== INSTRUCTION ==
Pick out the lines below that contain the string "this" and copy them all.

[Collected data entries]
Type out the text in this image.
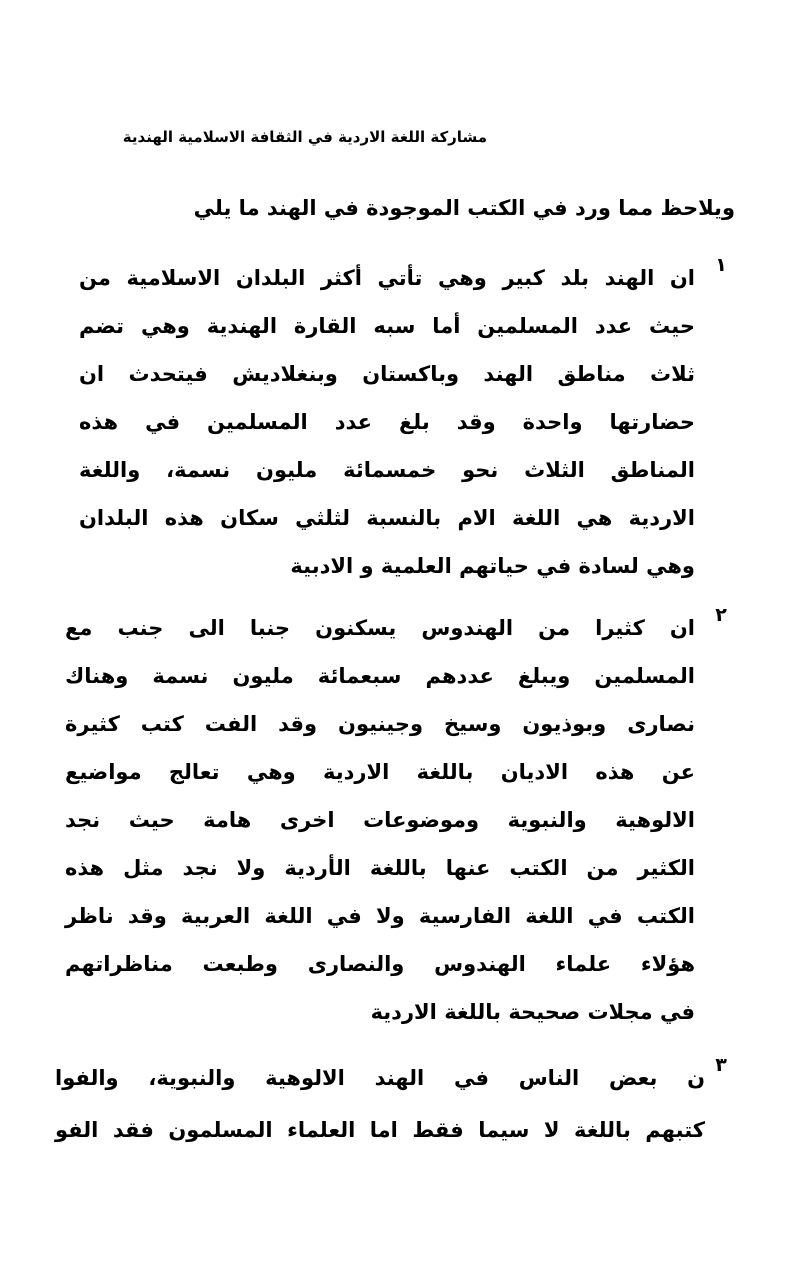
مشاركة اللغة الاردية في الثقافة الاسلامية الهندية
ويلاحظ مما ورد في الكتب الموجودة في الهند ما يلي
١
ان الهند بلد كبير وهي تأتي أكثر البلدان الاسلامية من
حيث عدد المسلمين أما سبه القارة الهندية وهي تضم
ثلاث مناطق الهند وباكستان وبنغلاديش فيتحدث ان
حضارتها واحدة وقد بلغ عدد المسلمين في هذه
المناطق الثلاث نحو خمسمائة مليون نسمة، واللغة
الاردية هي اللغة الام بالنسبة لثلثي سكان هذه البلدان
وهي لسادة في حياتهم العلمية و الادبية
٢
ان كثيرا من الهندوس يسكنون جنبا الى جنب مع
المسلمين ويبلغ عددهم سبعمائة مليون نسمة وهناك
نصارى وبوذيون وسيخ وجينيون وقد الفت كتب كثيرة
عن هذه الاديان باللغة الاردية وهي تعالج مواضيع
الالوهية والنبوية وموضوعات اخرى هامة حيث نجد
الكثير من الكتب عنها باللغة الأردية ولا نجد مثل هذه
الكتب في اللغة الفارسية ولا في اللغة العربية وقد ناظر
هؤلاء علماء الهندوس والنصارى وطبعت مناظراتهم
في مجلات صحيحة باللغة الاردية
٣
ن بعض الناس في الهند الالوهية والنبوية، والفوا
كتبهم باللغة لا سيما فقط اما العلماء المسلمون فقد الفو
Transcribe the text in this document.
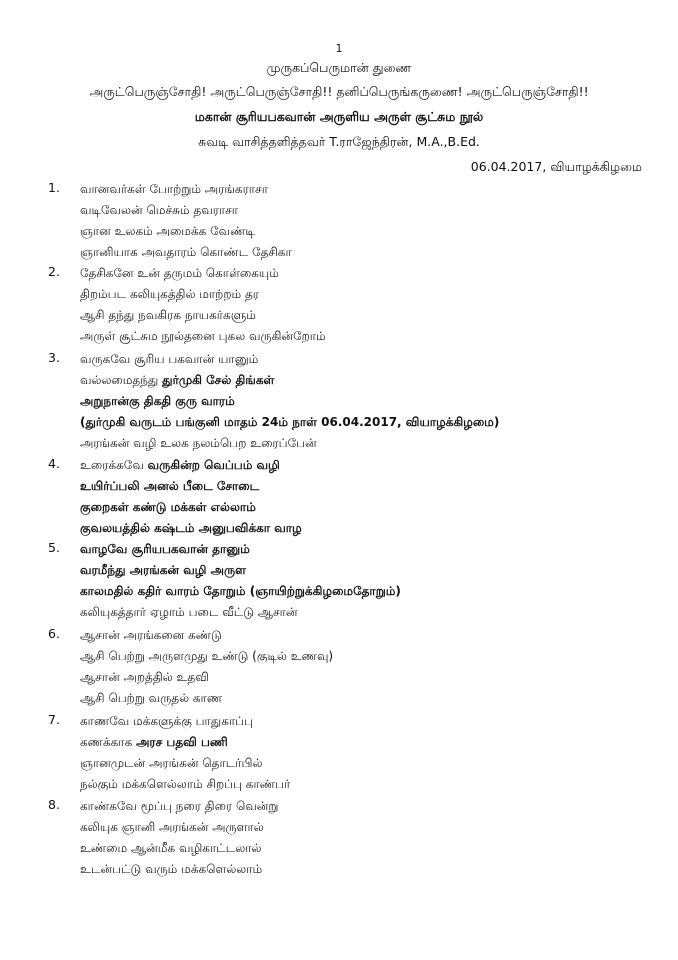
1
முருகப்பெருமான் துணை
அருட்பெருஞ்சோதி! அருட்பெருஞ்சோதி!! தனிப்பெருங்கருணை! அருட்பெருஞ்சோதி!!
மகான் சூரியபகவான் அருளிய அருள் சூட்சும நூல்
சுவடி வாசித்தளித்தவர் T.ராஜேந்திரன், M.A.,B.Ed.
06.04.2017, வியாழக்கிழமை
1. வானவர்கள் போற்றும் அரங்கராசா
வடிவேலன் மெச்சும் தவராசா
ஞான உலகம் அமைக்க வேண்டி
ஞானியாக அவதாரம் கொண்ட தேசிகா
2. தேசிகனே உன் தருமம் கொள்கையும்
திறம்பட கலியுகத்தில் மாற்றம் தர
ஆசி தந்து நவகிரக நாயகர்களும்
அருள் சூட்சும நூல்தனை புகல வருகின்றோம்
3. வருகவே சூரிய பகவான் யானும்
வல்லமைதந்து துர்முகி சேல் திங்கள்
அறுநான்கு திகதி குரு வாரம்
(துர்முகி வருடம் பங்குனி மாதம் 24ம் நாள் 06.04.2017, வியாழக்கிழமை)
அரங்கன் வழி உலக நலம்பெற உரைப்பேன்
4. உரைக்கவே வருகின்ற வெப்பம் வழி
உயிர்ப்பலி அனல் பீடை சோடை
குறைகள் கண்டு மக்கள் எல்லாம்
குவலயத்தில் கஷ்டம் அனுபவிக்கா வாழ
5. வாழவே சூரியபகவான் தானும்
வரமீந்து அரங்கன் வழி அருள
காலமதில் கதிர் வாரம் தோறும் (ஞாயிற்றுக்கிழமைதோறும்)
கலியுகத்தார் ஏழாம் படை வீட்டு ஆசான்
6. ஆசான் அரங்கனை கண்டு
ஆசி பெற்று அருளமுது உண்டு (குடில் உணவு)
ஆசான் அறத்தில் உதவி
ஆசி பெற்று வருதல் காண
7. காணவே மக்களுக்கு பாதுகாப்பு
கணக்காக அரச பதவி பணி
ஞானமுடன் அரங்கன் தொடர்பில்
நல்கும் மக்களெல்லாம் சிறப்பு காண்பர்
8. காண்கவே மூப்பு நரை திரை வென்று
கலியுக ஞானி அரங்கன் அருளால்
உண்மை ஆன்மீக வழிகாட்டலால்
உடன்பட்டு வரும் மக்களெல்லாம்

== RESULT OF THE TASK ==
Type out the text in this image.
Transcribe the text in this document.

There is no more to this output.